[Start Material for the task]
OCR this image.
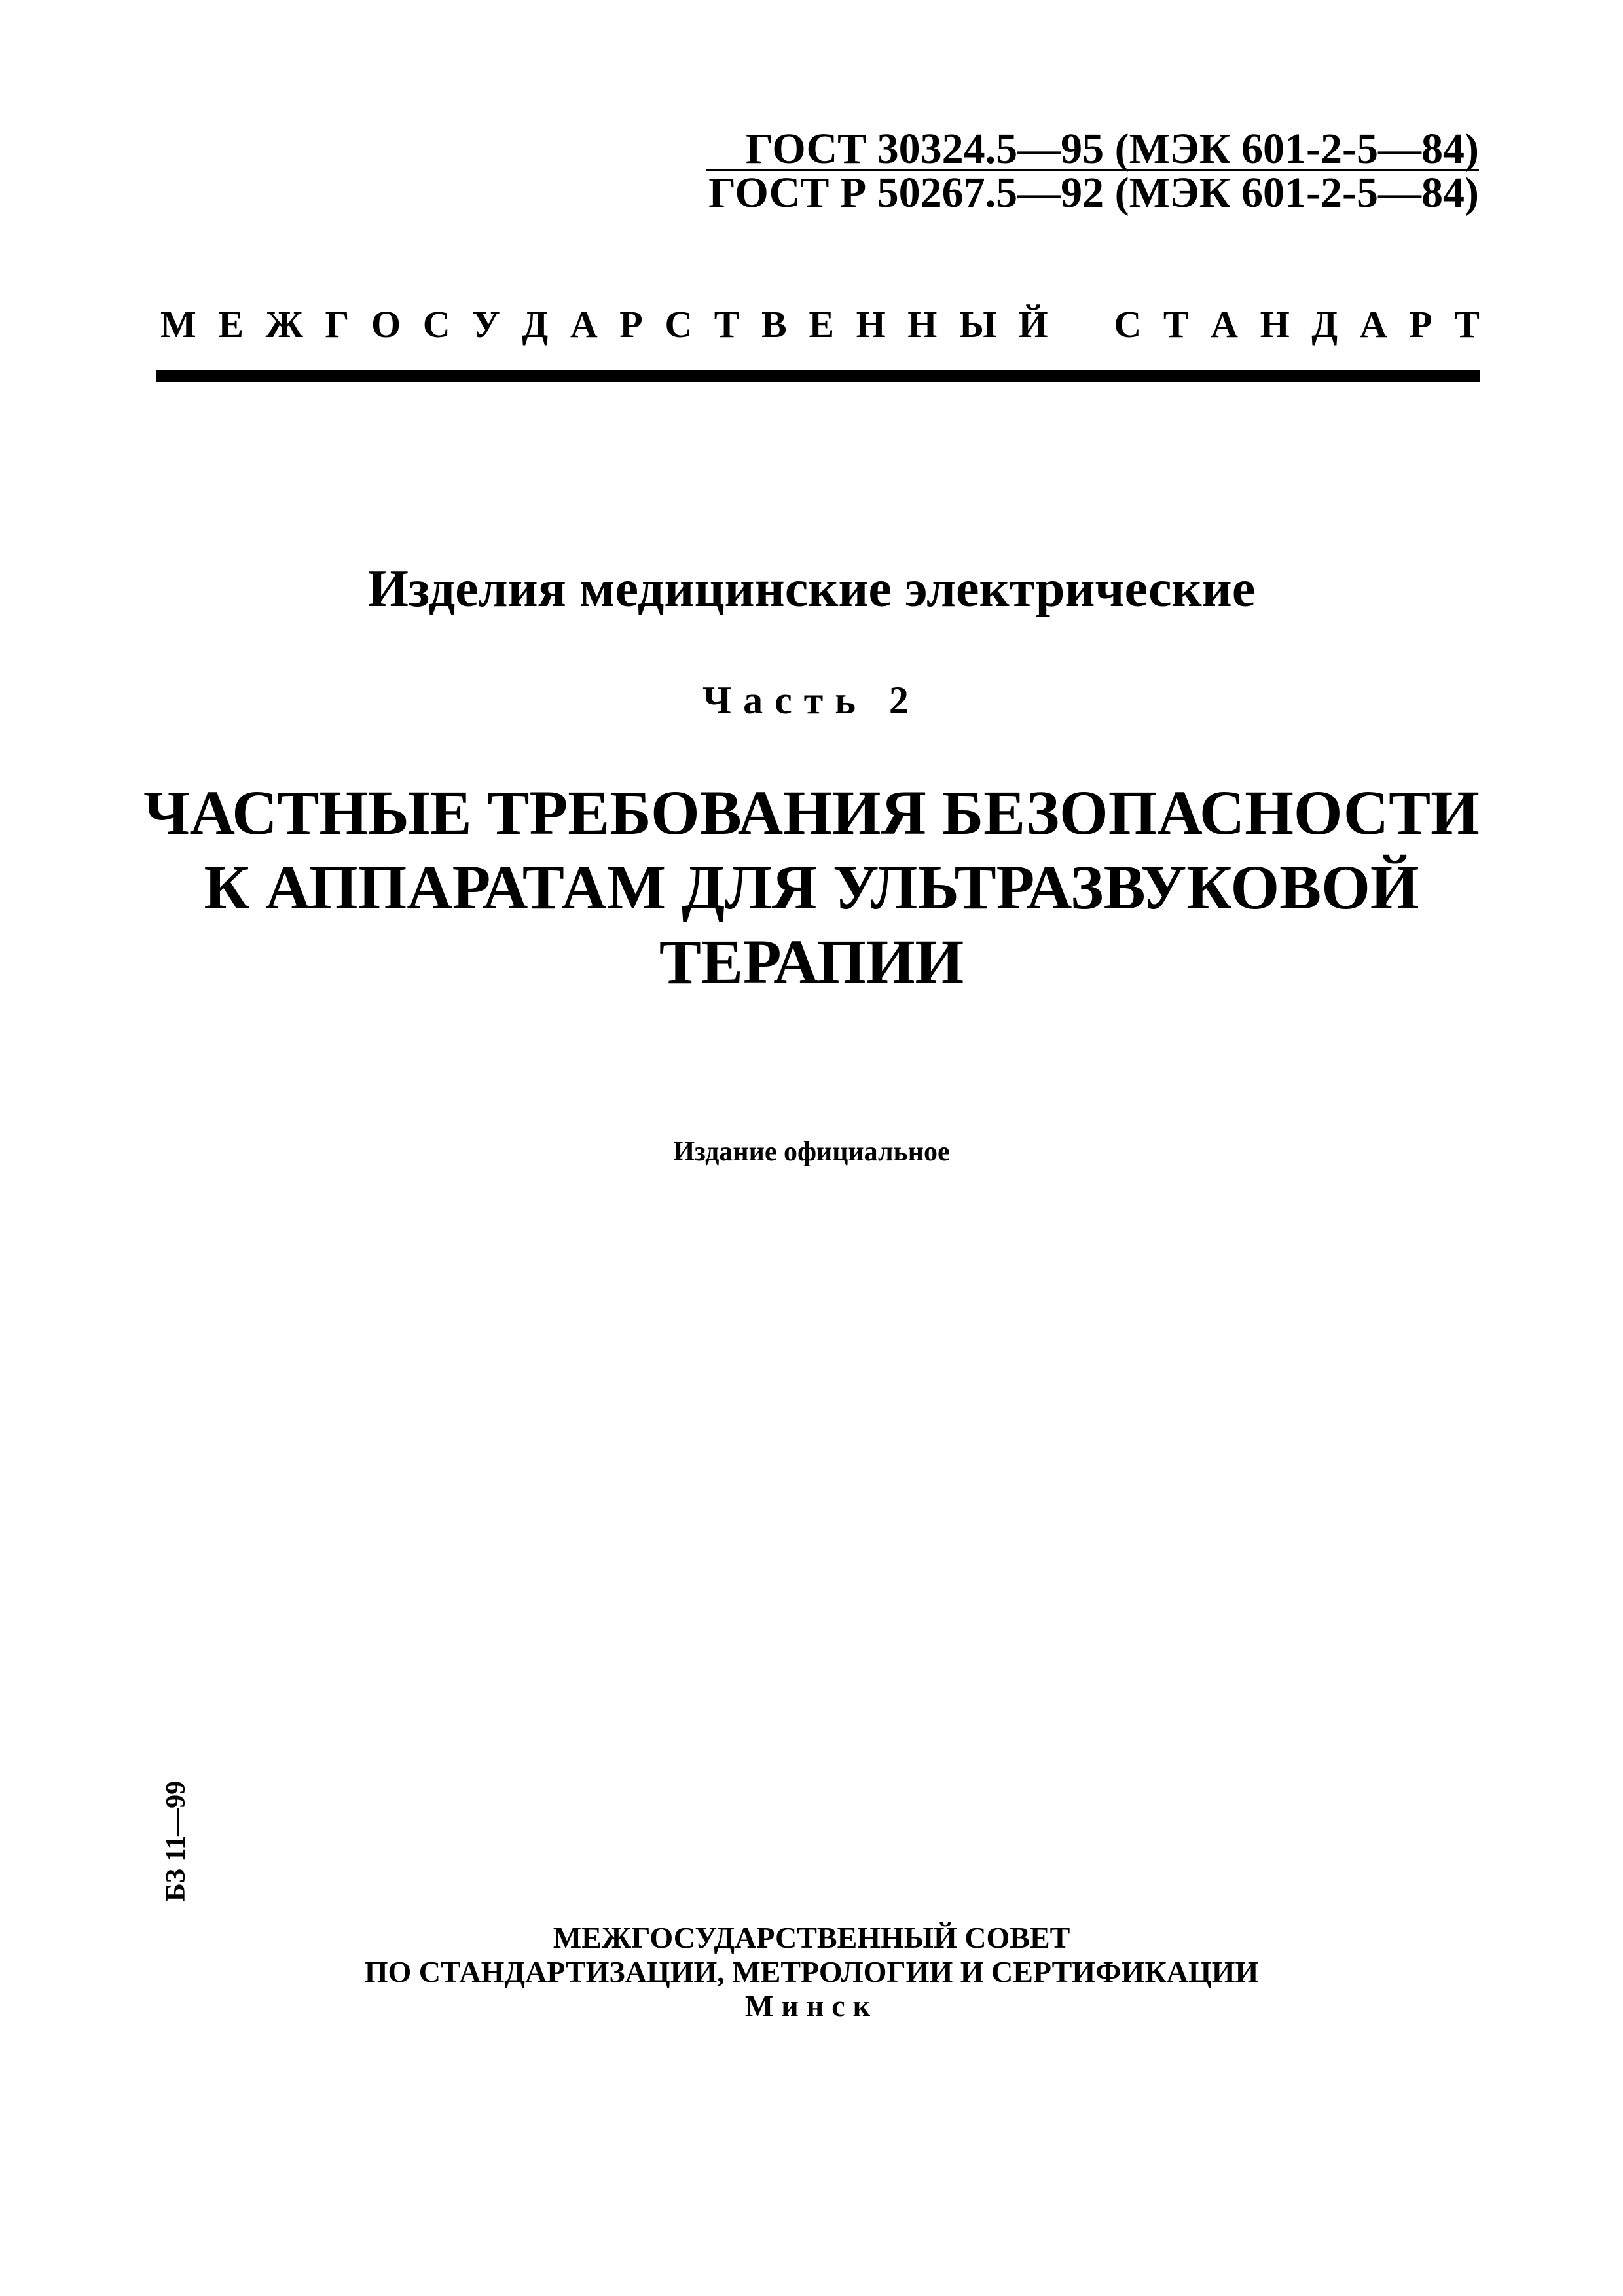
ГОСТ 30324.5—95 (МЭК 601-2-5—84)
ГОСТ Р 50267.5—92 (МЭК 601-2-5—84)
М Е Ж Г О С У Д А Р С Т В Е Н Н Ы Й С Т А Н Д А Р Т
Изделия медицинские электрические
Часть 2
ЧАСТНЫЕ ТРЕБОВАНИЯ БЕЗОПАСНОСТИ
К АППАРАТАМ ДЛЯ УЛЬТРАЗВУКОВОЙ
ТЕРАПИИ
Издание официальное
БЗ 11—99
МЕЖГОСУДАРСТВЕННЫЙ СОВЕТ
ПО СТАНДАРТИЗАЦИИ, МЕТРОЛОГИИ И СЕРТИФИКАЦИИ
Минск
[End Material for the task]
Written request:
Each line of the data should be quoted exactly, with pictures left out.

Full output:
OCR this image.
ГОСТ 30324.5—95 (МЭК 601-2-5—84)
ГОСТ Р 50267.5—92 (МЭК 601-2-5—84)
М Е Ж Г О С У Д А Р С Т В Е Н Н Ы Й С Т А Н Д А Р Т
Изделия медицинские электрические
Часть 2
ЧАСТНЫЕ ТРЕБОВАНИЯ БЕЗОПАСНОСТИ
К АППАРАТАМ ДЛЯ УЛЬТРАЗВУКОВОЙ
ТЕРАПИИ
Издание официальное
БЗ 11—99
МЕЖГОСУДАРСТВЕННЫЙ СОВЕТ
ПО СТАНДАРТИЗАЦИИ, МЕТРОЛОГИИ И СЕРТИФИКАЦИИ
Минск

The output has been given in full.